Material provided ->
====
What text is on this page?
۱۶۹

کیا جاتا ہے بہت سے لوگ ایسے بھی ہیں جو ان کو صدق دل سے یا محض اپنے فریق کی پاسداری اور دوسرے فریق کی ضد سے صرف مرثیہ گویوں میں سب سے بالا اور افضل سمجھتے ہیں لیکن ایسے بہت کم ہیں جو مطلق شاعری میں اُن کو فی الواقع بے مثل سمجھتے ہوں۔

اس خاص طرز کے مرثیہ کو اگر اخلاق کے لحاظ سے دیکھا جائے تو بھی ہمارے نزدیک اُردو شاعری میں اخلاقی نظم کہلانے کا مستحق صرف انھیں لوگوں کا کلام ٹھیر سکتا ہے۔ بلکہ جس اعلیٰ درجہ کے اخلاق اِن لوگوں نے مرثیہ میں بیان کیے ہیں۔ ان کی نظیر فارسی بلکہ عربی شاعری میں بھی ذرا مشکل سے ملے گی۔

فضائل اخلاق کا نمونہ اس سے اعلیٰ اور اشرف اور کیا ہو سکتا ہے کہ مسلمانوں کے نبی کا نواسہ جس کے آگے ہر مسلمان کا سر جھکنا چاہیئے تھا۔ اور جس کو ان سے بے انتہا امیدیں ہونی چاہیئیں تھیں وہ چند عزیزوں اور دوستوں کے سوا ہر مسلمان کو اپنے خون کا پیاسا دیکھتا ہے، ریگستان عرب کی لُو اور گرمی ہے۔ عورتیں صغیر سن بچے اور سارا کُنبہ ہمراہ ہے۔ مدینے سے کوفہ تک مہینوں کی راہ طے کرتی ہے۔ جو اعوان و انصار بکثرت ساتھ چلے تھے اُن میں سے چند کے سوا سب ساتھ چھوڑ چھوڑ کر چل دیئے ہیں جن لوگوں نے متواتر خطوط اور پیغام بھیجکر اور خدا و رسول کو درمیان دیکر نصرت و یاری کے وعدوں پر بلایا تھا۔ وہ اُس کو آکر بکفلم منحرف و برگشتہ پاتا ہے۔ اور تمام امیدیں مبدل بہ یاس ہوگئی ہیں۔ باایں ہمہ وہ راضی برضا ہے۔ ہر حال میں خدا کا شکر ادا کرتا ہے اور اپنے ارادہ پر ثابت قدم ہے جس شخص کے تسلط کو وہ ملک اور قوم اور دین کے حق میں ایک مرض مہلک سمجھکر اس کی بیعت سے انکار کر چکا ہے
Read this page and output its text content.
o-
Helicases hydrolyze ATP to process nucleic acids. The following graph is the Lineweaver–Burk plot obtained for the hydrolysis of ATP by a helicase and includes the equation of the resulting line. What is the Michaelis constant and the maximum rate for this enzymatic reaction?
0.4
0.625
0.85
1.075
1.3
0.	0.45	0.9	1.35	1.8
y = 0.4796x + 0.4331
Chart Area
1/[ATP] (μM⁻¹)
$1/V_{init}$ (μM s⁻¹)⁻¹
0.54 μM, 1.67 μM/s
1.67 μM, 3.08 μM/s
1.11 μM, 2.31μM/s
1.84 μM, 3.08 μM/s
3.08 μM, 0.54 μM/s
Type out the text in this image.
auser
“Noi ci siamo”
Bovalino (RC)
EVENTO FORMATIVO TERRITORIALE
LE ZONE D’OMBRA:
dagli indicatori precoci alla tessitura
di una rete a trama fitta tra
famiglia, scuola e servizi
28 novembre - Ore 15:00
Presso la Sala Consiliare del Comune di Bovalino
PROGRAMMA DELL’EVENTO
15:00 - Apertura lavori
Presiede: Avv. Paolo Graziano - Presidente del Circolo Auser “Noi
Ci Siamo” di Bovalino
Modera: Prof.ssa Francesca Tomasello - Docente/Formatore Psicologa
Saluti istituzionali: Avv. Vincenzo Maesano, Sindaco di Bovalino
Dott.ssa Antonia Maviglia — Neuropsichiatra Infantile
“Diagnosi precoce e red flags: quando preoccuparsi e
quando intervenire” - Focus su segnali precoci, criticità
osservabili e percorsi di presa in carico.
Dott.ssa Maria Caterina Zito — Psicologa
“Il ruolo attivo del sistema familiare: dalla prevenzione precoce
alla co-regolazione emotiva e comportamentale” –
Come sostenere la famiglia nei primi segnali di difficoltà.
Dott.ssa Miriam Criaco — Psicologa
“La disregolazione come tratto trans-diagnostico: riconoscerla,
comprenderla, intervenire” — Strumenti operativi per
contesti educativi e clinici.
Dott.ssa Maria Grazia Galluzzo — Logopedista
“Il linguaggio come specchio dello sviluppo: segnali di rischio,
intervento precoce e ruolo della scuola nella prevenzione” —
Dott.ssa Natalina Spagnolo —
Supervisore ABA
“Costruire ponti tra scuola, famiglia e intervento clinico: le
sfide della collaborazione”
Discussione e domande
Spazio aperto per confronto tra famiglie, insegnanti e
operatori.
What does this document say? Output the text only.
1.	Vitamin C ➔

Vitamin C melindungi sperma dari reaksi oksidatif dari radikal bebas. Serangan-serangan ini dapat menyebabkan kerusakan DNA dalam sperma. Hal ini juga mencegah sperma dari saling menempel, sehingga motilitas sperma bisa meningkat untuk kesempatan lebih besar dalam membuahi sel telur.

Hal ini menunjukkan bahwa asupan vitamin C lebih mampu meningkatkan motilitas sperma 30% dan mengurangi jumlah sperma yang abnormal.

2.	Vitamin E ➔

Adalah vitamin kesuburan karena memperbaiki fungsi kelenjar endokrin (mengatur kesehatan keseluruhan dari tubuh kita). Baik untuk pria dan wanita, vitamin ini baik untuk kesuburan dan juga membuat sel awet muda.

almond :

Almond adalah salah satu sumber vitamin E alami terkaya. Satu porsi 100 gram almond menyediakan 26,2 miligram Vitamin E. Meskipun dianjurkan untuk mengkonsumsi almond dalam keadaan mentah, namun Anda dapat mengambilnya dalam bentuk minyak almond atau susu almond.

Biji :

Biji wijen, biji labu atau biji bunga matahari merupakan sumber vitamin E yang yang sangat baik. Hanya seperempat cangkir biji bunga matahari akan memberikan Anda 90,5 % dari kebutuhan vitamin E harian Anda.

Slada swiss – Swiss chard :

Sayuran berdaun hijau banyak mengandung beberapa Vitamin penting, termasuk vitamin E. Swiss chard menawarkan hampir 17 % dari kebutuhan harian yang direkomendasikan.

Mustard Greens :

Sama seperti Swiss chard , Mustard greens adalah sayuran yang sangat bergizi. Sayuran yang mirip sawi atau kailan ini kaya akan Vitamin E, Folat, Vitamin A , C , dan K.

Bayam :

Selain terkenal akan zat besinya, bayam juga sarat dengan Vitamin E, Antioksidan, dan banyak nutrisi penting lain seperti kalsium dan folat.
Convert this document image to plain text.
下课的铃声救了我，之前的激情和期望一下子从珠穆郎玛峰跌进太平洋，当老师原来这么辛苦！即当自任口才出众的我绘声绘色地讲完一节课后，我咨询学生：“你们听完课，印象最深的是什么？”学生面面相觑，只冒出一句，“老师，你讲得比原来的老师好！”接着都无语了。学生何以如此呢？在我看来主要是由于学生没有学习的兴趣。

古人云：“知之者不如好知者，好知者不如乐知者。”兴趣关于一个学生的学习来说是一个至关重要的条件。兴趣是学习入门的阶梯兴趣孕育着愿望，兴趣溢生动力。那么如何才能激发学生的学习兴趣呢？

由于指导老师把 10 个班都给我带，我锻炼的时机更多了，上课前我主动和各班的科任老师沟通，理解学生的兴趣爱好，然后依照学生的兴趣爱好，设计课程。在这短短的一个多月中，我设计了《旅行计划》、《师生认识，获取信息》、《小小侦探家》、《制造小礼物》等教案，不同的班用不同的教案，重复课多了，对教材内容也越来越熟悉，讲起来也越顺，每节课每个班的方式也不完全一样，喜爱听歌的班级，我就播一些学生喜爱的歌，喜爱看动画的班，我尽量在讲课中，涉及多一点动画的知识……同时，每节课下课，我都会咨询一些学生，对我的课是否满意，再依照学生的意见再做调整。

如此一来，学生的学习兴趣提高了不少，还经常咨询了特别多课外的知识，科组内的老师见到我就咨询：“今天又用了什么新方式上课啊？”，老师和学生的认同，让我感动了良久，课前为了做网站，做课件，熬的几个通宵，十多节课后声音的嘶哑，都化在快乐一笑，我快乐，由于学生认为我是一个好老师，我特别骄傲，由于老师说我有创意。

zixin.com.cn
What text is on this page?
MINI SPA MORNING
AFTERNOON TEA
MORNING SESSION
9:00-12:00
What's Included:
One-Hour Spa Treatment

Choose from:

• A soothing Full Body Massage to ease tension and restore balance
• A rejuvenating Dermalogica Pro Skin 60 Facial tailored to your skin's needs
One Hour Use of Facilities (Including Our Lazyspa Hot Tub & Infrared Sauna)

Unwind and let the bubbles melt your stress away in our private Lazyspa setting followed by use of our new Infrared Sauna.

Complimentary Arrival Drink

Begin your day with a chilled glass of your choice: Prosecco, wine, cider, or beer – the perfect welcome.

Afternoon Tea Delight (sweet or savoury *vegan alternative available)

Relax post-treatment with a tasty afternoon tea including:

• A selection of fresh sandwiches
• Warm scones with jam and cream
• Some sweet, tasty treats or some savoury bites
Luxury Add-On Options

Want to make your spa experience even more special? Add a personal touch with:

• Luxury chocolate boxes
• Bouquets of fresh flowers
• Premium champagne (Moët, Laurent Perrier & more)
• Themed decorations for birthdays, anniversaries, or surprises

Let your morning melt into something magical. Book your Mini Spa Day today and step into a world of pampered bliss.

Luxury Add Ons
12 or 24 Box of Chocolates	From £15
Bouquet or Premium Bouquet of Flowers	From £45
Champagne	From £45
====
What is being asked -> Filter the entries down to the lines containing "dapat". Copy each of those lines.

Solution for this exercise ->
Vitamin C melindungi sperma dari reaksi oksidatif dari radikal bebas. Serangan-serangan ini dapat menyebabkan kerusakan DNA dalam sperma. Hal ini juga mencegah sperma dari saling menempel, sehingga motilitas sperma bisa meningkat untuk kesempatan lebih besar dalam membuahi sel telur.
Almond adalah salah satu sumber vitamin E alami terkaya. Satu porsi 100 gram almond menyediakan 26,2 miligram Vitamin E. Meskipun dianjurkan untuk mengkonsumsi almond dalam keadaan mentah, namun Anda dapat mengambilnya dalam bentuk minyak almond atau susu almond.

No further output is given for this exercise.